## Begin RAW RECORDS

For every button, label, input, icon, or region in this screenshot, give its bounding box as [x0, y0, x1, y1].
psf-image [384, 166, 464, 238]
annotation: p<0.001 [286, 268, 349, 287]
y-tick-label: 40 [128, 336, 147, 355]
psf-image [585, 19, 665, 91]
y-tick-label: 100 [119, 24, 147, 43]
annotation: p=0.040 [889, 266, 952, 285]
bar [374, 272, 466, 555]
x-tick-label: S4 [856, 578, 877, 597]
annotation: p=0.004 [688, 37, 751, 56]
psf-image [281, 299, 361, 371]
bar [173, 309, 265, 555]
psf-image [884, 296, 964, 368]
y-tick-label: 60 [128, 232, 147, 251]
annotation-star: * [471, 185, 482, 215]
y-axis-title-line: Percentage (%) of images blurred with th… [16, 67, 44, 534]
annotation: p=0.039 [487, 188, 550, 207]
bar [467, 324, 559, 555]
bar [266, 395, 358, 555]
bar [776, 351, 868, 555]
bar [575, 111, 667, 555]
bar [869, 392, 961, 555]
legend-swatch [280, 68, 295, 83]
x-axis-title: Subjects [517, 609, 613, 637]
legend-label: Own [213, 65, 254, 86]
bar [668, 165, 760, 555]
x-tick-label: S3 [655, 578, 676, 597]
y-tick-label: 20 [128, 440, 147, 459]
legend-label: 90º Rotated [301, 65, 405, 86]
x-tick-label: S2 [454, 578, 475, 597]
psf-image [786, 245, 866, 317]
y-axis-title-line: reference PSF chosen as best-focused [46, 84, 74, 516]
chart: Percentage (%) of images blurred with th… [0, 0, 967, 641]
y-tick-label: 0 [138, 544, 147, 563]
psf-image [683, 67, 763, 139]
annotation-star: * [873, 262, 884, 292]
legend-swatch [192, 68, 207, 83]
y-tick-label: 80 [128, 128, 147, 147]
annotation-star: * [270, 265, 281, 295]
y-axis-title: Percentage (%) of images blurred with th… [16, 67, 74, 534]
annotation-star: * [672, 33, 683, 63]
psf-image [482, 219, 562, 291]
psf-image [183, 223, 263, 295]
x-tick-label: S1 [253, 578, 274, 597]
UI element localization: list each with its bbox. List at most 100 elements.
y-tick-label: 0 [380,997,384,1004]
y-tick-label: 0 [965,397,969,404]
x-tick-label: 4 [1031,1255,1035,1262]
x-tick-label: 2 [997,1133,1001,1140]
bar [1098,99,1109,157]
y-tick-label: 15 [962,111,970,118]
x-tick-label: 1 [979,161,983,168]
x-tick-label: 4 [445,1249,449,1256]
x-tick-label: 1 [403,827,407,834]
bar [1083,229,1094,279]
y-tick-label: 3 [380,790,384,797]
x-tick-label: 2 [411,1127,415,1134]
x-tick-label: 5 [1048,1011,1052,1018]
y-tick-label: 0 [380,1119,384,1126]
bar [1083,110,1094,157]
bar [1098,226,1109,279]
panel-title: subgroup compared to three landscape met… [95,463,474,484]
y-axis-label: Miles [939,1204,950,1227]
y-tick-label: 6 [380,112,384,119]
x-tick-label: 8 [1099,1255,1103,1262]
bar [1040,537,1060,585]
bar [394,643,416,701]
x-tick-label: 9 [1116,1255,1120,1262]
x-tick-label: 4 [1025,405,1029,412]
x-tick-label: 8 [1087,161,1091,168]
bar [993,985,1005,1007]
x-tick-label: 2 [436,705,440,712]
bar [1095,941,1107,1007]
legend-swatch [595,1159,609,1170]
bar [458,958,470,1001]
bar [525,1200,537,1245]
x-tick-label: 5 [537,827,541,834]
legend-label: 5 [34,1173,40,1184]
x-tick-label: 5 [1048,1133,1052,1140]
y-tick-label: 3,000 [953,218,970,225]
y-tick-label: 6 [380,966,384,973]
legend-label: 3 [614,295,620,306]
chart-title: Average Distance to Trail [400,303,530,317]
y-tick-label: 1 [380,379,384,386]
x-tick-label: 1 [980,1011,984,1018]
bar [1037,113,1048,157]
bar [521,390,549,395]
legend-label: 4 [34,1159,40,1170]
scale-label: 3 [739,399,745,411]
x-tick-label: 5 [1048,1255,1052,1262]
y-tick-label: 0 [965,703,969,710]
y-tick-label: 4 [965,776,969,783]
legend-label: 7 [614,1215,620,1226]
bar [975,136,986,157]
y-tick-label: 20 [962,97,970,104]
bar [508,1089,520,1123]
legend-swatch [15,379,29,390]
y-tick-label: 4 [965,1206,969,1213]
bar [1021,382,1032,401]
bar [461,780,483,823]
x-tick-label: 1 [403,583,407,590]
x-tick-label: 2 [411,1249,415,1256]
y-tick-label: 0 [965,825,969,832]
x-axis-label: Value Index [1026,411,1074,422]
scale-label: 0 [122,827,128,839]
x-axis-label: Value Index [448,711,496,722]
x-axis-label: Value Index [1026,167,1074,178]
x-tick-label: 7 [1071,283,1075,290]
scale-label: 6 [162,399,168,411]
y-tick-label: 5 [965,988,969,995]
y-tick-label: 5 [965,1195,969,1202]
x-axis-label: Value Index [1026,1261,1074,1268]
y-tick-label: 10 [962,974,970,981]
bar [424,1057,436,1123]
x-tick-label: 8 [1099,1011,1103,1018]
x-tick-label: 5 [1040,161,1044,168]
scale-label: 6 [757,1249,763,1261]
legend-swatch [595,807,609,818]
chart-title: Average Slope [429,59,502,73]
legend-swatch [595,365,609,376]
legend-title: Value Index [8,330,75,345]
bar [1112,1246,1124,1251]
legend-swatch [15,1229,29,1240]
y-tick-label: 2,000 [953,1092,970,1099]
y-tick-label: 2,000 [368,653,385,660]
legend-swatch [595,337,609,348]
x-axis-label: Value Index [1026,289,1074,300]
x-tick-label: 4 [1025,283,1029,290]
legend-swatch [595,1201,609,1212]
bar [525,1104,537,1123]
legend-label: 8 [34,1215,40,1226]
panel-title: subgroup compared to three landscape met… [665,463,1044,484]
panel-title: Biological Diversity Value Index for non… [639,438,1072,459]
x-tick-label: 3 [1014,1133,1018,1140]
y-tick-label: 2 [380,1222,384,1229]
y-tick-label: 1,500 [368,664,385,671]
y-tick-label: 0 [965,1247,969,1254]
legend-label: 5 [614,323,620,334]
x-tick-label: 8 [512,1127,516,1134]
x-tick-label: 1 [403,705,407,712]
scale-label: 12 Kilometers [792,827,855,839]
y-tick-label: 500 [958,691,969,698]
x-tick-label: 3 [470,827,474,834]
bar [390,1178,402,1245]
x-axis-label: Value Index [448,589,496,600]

## End RAW RECORDS

## SHORT PROBLEM
Set down every line of the items above verbatim, with no changes to any character.

## OUTPUT BELOW
For every button, label, input, icon, or region in this screenshot, give its bounding box as [x0, y0, x1, y1].
psf-image [384, 166, 464, 238]
annotation: p<0.001 [286, 268, 349, 287]
y-tick-label: 40 [128, 336, 147, 355]
psf-image [585, 19, 665, 91]
y-tick-label: 100 [119, 24, 147, 43]
annotation: p=0.040 [889, 266, 952, 285]
bar [374, 272, 466, 555]
x-tick-label: S4 [856, 578, 877, 597]
annotation: p=0.004 [688, 37, 751, 56]
psf-image [281, 299, 361, 371]
bar [173, 309, 265, 555]
psf-image [884, 296, 964, 368]
y-tick-label: 60 [128, 232, 147, 251]
annotation-star: * [471, 185, 482, 215]
y-axis-title-line: Percentage (%) of images blurred with th… [16, 67, 44, 534]
annotation: p=0.039 [487, 188, 550, 207]
bar [467, 324, 559, 555]
bar [266, 395, 358, 555]
bar [776, 351, 868, 555]
bar [575, 111, 667, 555]
bar [869, 392, 961, 555]
legend-swatch [280, 68, 295, 83]
x-axis-title: Subjects [517, 609, 613, 637]
legend-label: Own [213, 65, 254, 86]
bar [668, 165, 760, 555]
x-tick-label: S3 [655, 578, 676, 597]
y-tick-label: 20 [128, 440, 147, 459]
legend-label: 90º Rotated [301, 65, 405, 86]
x-tick-label: S2 [454, 578, 475, 597]
psf-image [786, 245, 866, 317]
y-axis-title-line: reference PSF chosen as best-focused [46, 84, 74, 516]
chart: Percentage (%) of images blurred with th… [0, 0, 967, 641]
y-tick-label: 0 [138, 544, 147, 563]
psf-image [683, 67, 763, 139]
annotation-star: * [873, 262, 884, 292]
legend-swatch [192, 68, 207, 83]
y-tick-label: 80 [128, 128, 147, 147]
annotation-star: * [270, 265, 281, 295]
y-axis-title: Percentage (%) of images blurred with th… [16, 67, 74, 534]
annotation-star: * [672, 33, 683, 63]
psf-image [482, 219, 562, 291]
psf-image [183, 223, 263, 295]
x-tick-label: S1 [253, 578, 274, 597]
UI element localization: list each with its bbox. List at most 100 elements.
y-tick-label: 0 [380,997,384,1004]
y-tick-label: 0 [965,397,969,404]
x-tick-label: 4 [1031,1255,1035,1262]
x-tick-label: 2 [997,1133,1001,1140]
bar [1098,99,1109,157]
y-tick-label: 15 [962,111,970,118]
x-tick-label: 1 [979,161,983,168]
x-tick-label: 4 [445,1249,449,1256]
x-tick-label: 1 [403,827,407,834]
bar [1083,229,1094,279]
y-tick-label: 3 [380,790,384,797]
x-tick-label: 2 [411,1127,415,1134]
x-tick-label: 5 [1048,1011,1052,1018]
y-tick-label: 0 [380,1119,384,1126]
bar [1083,110,1094,157]
bar [1098,226,1109,279]
panel-title: subgroup compared to three landscape met… [95,463,474,484]
y-axis-label: Miles [939,1204,950,1227]
y-tick-label: 6 [380,112,384,119]
x-tick-label: 8 [1099,1255,1103,1262]
bar [1040,537,1060,585]
bar [394,643,416,701]
x-tick-label: 9 [1116,1255,1120,1262]
x-tick-label: 4 [1025,405,1029,412]
x-tick-label: 8 [1087,161,1091,168]
bar [993,985,1005,1007]
x-tick-label: 2 [436,705,440,712]
bar [1095,941,1107,1007]
legend-swatch [595,1159,609,1170]
bar [458,958,470,1001]
bar [525,1200,537,1245]
x-tick-label: 5 [537,827,541,834]
legend-label: 5 [34,1173,40,1184]
x-tick-label: 5 [1048,1133,1052,1140]
y-tick-label: 3,000 [953,218,970,225]
y-tick-label: 6 [380,966,384,973]
legend-label: 3 [614,295,620,306]
chart-title: Average Distance to Trail [400,303,530,317]
y-tick-label: 1 [380,379,384,386]
x-tick-label: 1 [980,1011,984,1018]
bar [1037,113,1048,157]
bar [521,390,549,395]
legend-label: 4 [34,1159,40,1170]
scale-label: 3 [739,399,745,411]
x-tick-label: 5 [1048,1255,1052,1262]
y-tick-label: 0 [965,703,969,710]
y-tick-label: 4 [965,776,969,783]
legend-label: 7 [614,1215,620,1226]
bar [975,136,986,157]
y-tick-label: 20 [962,97,970,104]
bar [508,1089,520,1123]
legend-swatch [15,379,29,390]
y-tick-label: 4 [965,1206,969,1213]
bar [1021,382,1032,401]
bar [461,780,483,823]
x-tick-label: 1 [403,583,407,590]
x-tick-label: 2 [411,1249,415,1256]
y-tick-label: 0 [965,825,969,832]
x-axis-label: Value Index [1026,411,1074,422]
scale-label: 0 [122,827,128,839]
x-axis-label: Value Index [448,711,496,722]
x-axis-label: Value Index [1026,167,1074,178]
x-tick-label: 7 [1071,283,1075,290]
scale-label: 6 [162,399,168,411]
y-tick-label: 5 [965,988,969,995]
y-tick-label: 5 [965,1195,969,1202]
x-axis-label: Value Index [1026,1261,1074,1268]
y-tick-label: 10 [962,974,970,981]
bar [424,1057,436,1123]
x-tick-label: 8 [1099,1011,1103,1018]
x-tick-label: 5 [1040,161,1044,168]
scale-label: 6 [757,1249,763,1261]
legend-swatch [595,807,609,818]
chart-title: Average Slope [429,59,502,73]
legend-swatch [595,365,609,376]
legend-title: Value Index [8,330,75,345]
bar [1112,1246,1124,1251]
legend-swatch [15,1229,29,1240]
y-tick-label: 2,000 [953,1092,970,1099]
y-tick-label: 2,000 [368,653,385,660]
legend-swatch [595,337,609,348]
x-axis-label: Value Index [1026,289,1074,300]
x-tick-label: 4 [1025,283,1029,290]
legend-swatch [595,1201,609,1212]
bar [525,1104,537,1123]
legend-label: 8 [34,1215,40,1226]
panel-title: subgroup compared to three landscape met… [665,463,1044,484]
panel-title: Biological Diversity Value Index for non… [639,438,1072,459]
x-tick-label: 3 [1014,1133,1018,1140]
y-tick-label: 2 [380,1222,384,1229]
y-tick-label: 1,500 [368,664,385,671]
y-tick-label: 0 [965,1247,969,1254]
legend-label: 5 [614,323,620,334]
x-tick-label: 8 [512,1127,516,1134]
x-tick-label: 1 [403,705,407,712]
scale-label: 12 Kilometers [792,827,855,839]
y-tick-label: 500 [958,691,969,698]
x-tick-label: 3 [470,827,474,834]
bar [390,1178,402,1245]
x-axis-label: Value Index [448,589,496,600]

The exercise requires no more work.